[Start of Information supplied]

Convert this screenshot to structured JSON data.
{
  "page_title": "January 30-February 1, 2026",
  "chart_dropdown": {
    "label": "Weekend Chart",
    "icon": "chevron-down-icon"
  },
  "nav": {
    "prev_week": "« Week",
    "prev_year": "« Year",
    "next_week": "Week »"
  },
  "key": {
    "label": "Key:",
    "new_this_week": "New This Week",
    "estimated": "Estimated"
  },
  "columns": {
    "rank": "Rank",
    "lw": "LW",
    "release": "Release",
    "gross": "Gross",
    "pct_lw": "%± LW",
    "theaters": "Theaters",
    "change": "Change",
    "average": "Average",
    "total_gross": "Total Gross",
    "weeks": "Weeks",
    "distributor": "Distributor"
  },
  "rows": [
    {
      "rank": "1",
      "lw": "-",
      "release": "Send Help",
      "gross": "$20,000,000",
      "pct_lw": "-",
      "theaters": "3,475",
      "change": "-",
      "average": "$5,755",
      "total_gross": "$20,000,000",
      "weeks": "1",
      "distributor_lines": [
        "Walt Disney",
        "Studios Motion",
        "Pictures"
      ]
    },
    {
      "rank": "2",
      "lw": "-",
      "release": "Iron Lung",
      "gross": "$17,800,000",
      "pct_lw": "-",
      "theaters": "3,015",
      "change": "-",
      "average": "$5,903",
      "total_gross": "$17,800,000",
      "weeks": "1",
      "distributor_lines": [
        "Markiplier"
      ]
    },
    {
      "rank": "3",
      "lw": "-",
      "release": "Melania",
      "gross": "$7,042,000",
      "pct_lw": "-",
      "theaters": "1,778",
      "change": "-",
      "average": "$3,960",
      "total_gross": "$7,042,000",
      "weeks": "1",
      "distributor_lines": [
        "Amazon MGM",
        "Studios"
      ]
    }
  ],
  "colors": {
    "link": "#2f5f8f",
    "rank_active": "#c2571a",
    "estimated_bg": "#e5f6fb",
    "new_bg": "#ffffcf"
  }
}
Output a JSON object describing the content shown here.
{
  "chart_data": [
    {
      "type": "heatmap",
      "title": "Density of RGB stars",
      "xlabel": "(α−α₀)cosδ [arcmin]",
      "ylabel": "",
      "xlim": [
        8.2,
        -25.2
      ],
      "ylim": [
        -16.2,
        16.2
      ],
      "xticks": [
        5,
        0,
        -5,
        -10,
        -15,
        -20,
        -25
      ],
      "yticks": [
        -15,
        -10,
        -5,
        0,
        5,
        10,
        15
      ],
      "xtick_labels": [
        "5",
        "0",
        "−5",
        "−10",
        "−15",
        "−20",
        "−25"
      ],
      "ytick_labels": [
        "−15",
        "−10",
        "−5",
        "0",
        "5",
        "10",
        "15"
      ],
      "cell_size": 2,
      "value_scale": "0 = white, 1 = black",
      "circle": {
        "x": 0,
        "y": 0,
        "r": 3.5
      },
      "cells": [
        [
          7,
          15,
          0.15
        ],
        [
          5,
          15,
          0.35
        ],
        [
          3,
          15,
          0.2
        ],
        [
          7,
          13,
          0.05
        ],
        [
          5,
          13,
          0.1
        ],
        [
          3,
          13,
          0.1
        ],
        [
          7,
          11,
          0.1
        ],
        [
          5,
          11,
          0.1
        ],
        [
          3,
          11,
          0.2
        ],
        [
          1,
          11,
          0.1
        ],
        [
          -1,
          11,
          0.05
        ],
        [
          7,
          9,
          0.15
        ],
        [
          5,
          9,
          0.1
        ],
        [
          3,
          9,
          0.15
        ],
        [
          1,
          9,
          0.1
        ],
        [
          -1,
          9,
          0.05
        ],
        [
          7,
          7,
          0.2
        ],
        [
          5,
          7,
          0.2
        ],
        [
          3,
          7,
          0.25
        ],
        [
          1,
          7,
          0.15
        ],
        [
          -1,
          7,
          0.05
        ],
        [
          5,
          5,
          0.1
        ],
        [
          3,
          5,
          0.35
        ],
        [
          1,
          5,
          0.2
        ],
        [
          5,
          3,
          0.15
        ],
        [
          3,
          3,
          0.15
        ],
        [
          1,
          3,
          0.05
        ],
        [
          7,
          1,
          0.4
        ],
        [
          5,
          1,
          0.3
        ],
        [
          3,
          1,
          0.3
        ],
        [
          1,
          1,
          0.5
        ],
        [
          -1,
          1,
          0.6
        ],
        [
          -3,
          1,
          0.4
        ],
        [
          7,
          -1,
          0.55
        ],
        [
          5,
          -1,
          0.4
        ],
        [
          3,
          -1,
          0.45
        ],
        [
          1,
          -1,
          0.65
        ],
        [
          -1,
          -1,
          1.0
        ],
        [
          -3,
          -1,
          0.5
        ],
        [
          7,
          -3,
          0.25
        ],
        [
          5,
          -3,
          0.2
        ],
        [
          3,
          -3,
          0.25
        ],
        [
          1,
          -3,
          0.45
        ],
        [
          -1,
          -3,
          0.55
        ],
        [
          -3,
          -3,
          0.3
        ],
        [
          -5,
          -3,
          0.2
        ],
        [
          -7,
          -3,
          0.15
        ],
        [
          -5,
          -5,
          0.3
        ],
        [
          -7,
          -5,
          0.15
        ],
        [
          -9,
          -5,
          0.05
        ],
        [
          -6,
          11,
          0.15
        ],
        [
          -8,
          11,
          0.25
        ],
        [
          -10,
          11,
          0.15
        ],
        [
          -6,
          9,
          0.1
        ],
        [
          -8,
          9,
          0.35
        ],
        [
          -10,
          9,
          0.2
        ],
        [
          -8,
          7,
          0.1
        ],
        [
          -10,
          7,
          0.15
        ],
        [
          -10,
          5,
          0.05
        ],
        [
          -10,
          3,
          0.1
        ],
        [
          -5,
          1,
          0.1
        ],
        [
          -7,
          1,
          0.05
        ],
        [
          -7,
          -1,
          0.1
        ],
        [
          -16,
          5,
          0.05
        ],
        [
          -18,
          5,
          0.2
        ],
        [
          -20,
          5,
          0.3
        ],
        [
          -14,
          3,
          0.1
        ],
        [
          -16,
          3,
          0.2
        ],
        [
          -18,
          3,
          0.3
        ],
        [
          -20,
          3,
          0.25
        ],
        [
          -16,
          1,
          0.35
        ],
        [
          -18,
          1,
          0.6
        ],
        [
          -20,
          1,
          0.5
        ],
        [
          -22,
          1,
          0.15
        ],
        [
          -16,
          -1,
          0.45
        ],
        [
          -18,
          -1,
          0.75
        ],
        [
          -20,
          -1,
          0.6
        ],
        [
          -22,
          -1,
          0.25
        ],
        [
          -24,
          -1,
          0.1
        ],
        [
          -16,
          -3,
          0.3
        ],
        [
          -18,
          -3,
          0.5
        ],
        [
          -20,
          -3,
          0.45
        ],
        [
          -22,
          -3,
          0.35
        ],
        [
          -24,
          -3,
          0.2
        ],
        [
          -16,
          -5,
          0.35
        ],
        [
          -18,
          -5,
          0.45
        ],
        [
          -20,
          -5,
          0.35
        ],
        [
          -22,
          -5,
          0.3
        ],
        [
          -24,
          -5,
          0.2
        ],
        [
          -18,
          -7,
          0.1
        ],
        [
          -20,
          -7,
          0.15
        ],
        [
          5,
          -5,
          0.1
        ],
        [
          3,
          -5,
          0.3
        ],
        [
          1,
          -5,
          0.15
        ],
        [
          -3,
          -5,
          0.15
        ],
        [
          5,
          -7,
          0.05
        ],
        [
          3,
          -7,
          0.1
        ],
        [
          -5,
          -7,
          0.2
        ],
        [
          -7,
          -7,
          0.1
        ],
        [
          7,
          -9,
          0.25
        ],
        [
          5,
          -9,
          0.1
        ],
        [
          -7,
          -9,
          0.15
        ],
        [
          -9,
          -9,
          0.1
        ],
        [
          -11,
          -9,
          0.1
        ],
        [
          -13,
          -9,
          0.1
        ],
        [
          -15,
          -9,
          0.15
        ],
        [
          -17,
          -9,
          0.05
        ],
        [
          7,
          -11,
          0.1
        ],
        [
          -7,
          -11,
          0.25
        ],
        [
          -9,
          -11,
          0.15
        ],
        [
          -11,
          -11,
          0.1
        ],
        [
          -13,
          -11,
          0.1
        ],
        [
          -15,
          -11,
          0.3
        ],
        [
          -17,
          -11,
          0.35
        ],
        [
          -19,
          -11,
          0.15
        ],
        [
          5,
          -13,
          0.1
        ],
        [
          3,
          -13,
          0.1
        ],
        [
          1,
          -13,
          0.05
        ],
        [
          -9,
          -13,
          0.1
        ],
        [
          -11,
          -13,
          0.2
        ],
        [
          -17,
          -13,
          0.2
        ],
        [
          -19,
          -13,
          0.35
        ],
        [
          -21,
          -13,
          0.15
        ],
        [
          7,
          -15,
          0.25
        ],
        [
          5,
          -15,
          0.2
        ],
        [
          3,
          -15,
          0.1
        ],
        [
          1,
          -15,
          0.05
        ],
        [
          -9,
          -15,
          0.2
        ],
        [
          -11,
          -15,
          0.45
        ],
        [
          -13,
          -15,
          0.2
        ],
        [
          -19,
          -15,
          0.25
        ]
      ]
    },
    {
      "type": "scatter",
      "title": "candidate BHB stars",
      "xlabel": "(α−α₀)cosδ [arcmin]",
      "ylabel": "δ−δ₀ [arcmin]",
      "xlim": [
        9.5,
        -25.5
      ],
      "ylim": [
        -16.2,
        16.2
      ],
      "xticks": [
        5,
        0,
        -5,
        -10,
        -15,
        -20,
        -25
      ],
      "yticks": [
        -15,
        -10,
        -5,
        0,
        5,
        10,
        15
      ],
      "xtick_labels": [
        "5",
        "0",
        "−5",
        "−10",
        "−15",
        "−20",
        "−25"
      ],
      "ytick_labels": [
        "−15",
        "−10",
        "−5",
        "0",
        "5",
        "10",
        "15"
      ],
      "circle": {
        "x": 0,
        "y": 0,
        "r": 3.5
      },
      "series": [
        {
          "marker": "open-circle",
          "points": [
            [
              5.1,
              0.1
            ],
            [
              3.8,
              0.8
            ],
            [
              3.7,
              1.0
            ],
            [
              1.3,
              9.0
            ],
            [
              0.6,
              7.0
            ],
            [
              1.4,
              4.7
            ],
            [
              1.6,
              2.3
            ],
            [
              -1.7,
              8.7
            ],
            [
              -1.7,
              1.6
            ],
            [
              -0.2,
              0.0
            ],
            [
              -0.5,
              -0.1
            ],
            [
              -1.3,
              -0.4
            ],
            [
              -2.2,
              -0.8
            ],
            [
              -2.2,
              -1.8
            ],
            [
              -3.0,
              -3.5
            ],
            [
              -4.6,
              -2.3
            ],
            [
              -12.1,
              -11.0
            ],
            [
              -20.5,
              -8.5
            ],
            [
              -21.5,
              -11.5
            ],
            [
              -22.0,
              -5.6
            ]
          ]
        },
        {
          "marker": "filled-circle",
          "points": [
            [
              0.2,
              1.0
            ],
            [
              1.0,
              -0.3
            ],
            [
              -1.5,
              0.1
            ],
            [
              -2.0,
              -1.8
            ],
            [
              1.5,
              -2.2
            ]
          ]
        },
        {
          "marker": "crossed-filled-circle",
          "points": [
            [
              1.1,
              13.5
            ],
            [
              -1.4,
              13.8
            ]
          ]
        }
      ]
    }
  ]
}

[End of Information supplied]

Tally the lines in the listing that hold "marker" and report the number alone.

Response to the exercise | 3